§ **Work item**
Go over the entries below line by line, copying each one that contains the word "their".

§ **Records to use**
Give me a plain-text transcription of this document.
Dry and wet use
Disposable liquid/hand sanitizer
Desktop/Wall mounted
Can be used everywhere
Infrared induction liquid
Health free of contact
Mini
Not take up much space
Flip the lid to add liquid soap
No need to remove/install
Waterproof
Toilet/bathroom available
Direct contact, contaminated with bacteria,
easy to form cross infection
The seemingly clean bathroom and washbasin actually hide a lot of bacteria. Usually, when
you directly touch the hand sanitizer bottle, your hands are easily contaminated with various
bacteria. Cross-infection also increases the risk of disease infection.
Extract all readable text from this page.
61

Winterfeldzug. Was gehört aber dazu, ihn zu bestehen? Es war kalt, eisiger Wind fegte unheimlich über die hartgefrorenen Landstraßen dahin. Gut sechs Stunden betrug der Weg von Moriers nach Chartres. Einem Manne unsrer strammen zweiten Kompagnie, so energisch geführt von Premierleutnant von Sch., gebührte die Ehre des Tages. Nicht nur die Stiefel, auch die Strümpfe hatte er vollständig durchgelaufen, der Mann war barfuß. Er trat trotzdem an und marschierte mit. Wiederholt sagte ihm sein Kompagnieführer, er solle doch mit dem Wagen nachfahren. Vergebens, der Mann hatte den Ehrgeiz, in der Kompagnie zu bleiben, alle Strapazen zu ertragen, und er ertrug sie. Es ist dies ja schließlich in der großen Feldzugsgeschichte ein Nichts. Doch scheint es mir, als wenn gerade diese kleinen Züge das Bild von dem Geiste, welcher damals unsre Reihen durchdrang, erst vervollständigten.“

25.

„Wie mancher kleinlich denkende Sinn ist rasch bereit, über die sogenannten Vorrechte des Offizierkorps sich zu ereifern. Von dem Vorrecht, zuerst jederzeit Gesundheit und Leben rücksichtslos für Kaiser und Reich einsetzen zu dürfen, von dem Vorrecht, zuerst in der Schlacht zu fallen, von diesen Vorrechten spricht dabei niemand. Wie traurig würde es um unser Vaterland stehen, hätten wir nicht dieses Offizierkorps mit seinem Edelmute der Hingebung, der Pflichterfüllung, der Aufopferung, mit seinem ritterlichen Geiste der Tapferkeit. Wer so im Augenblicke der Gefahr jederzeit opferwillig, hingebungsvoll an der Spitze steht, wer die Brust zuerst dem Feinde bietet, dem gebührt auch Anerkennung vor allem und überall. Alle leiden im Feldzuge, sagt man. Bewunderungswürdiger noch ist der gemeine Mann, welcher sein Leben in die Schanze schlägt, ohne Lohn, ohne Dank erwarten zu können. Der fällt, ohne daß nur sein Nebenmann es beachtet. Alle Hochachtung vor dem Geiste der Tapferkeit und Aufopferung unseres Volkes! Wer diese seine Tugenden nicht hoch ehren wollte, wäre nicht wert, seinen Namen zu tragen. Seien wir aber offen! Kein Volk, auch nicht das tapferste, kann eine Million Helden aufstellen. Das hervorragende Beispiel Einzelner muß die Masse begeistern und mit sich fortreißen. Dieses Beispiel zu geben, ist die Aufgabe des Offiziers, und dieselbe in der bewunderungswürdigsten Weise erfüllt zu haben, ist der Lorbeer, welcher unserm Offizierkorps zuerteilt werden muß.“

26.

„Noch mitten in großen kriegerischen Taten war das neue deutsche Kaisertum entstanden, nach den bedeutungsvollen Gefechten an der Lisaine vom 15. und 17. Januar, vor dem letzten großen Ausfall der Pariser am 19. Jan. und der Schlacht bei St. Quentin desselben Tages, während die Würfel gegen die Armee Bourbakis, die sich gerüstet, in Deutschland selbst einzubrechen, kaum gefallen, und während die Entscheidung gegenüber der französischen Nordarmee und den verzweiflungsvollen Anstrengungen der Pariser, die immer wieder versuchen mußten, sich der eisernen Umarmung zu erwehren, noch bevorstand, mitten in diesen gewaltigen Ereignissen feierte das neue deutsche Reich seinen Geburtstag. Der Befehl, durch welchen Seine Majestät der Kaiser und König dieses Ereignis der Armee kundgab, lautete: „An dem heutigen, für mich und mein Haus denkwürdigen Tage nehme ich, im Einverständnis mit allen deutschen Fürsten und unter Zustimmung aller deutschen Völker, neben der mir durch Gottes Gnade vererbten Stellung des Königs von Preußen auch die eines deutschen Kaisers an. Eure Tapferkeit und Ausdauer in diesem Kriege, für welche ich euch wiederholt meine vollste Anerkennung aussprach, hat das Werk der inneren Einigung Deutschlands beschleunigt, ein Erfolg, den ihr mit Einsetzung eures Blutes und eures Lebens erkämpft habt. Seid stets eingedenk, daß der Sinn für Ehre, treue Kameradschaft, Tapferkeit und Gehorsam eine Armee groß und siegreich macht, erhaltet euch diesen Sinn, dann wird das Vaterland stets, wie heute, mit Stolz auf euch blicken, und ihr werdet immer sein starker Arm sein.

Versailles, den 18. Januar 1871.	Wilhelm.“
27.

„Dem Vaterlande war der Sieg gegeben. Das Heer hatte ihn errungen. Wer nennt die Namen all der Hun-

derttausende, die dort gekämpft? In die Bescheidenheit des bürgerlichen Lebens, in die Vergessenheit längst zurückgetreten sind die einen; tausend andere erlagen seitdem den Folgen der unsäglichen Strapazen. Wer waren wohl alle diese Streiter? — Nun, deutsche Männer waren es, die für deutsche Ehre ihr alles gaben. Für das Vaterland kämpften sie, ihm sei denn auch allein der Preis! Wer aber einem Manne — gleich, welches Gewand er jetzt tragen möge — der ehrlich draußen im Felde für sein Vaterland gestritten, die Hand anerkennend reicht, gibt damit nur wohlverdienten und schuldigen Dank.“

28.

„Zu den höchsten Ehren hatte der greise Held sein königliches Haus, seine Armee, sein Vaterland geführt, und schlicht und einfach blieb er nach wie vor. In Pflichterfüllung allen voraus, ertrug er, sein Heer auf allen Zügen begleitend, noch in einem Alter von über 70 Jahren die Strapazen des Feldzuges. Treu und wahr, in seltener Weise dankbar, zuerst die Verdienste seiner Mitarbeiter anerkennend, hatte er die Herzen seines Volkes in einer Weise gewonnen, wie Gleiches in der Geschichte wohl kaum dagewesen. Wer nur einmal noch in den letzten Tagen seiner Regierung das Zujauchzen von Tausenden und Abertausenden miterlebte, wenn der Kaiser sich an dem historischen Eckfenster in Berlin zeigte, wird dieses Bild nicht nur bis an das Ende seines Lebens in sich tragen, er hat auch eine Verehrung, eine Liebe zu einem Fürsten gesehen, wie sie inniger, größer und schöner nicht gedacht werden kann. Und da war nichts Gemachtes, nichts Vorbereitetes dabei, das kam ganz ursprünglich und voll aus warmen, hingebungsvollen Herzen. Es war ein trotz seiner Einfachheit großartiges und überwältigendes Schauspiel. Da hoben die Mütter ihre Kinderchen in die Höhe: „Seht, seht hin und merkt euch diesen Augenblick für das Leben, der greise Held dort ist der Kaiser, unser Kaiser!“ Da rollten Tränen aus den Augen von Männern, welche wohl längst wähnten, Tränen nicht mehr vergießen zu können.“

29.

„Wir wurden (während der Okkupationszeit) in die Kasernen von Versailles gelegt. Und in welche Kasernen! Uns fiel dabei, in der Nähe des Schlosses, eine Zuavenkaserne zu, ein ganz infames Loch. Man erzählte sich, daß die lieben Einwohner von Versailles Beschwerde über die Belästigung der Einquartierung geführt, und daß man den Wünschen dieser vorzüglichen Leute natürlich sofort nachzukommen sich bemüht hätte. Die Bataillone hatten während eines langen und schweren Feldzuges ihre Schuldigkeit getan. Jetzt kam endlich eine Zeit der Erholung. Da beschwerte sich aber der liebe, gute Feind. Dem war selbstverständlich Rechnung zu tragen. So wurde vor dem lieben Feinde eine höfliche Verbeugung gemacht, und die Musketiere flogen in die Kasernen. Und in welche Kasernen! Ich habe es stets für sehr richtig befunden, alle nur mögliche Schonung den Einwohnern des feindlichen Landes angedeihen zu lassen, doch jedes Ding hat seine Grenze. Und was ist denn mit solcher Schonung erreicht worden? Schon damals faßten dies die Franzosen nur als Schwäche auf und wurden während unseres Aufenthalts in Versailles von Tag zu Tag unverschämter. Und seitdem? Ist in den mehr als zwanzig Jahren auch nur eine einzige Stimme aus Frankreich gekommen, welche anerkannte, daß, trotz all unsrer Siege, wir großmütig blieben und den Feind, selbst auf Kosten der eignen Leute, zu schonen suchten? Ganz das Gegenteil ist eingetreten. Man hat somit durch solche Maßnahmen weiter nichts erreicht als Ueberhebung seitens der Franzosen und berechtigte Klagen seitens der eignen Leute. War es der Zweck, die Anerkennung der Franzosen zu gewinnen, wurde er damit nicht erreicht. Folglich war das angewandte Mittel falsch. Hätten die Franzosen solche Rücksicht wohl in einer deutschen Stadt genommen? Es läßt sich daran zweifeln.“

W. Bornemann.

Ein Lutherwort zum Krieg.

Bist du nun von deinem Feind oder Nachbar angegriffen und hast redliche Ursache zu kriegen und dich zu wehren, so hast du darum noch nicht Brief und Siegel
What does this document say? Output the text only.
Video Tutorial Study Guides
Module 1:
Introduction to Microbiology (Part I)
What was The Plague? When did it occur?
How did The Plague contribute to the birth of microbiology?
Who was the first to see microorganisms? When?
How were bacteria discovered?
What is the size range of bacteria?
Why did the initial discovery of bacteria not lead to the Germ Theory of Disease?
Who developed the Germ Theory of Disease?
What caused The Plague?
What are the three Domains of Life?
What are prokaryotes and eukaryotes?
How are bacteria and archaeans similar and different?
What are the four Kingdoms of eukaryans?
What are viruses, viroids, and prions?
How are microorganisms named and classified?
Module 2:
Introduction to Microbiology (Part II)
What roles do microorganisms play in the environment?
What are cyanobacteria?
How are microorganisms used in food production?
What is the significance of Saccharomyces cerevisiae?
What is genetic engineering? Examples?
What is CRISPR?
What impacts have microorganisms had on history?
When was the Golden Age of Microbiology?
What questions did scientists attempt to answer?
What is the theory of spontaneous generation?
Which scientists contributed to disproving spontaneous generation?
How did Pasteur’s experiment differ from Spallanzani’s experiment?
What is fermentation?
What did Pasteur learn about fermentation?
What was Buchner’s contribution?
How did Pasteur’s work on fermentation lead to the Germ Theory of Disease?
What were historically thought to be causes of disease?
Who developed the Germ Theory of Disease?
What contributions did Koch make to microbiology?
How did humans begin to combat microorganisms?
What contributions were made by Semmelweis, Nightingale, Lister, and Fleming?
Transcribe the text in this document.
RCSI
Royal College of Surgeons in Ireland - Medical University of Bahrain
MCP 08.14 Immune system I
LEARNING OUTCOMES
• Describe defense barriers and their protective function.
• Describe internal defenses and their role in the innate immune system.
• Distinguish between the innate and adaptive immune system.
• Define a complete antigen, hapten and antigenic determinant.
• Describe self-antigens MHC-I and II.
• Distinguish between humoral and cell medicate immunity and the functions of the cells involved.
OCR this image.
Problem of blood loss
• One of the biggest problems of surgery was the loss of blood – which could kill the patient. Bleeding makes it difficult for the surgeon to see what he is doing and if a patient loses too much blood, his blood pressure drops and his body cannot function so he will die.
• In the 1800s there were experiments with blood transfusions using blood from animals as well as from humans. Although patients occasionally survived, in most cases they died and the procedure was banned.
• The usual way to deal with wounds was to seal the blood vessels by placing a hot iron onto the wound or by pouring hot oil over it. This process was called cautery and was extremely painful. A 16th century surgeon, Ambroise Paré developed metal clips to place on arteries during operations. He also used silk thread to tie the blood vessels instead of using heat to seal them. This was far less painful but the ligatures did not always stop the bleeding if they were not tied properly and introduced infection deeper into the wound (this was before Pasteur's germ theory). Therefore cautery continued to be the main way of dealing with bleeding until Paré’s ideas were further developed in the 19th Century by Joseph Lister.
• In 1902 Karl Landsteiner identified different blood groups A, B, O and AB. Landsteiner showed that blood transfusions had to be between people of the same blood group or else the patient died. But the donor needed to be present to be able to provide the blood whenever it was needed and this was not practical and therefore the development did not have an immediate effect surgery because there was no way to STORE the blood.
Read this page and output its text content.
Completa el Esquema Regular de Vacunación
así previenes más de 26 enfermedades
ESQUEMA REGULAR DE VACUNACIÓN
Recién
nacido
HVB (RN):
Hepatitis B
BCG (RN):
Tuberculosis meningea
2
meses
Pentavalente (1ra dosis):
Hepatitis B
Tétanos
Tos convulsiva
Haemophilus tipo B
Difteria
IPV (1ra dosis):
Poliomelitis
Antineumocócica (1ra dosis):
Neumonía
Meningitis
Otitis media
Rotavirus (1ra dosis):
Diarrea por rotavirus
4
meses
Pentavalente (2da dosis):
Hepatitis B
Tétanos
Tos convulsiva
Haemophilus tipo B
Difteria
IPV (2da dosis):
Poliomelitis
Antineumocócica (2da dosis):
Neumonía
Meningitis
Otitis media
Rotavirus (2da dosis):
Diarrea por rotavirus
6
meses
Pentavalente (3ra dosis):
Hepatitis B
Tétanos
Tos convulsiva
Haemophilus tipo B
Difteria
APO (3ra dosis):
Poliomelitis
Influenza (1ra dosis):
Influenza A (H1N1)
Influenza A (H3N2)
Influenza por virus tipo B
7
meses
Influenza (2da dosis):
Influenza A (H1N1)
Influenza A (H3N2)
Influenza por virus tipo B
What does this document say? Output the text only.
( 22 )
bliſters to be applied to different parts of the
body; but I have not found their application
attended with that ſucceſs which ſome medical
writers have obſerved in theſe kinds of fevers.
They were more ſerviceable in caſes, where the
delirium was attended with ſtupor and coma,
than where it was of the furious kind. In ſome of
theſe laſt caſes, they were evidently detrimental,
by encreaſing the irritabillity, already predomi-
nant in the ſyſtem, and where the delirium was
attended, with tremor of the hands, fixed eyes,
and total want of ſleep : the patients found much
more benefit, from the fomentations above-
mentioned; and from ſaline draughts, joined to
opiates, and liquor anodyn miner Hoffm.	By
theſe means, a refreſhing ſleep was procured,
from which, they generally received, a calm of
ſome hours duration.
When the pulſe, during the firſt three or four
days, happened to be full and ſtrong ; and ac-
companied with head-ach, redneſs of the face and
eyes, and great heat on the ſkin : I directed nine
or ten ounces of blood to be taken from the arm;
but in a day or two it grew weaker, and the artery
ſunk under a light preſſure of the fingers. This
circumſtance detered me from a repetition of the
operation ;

§ **Answer section**
• Describe defense barriers and their protective function.
• Describe internal defenses and their role in the innate immune system.
body; but I have not found their application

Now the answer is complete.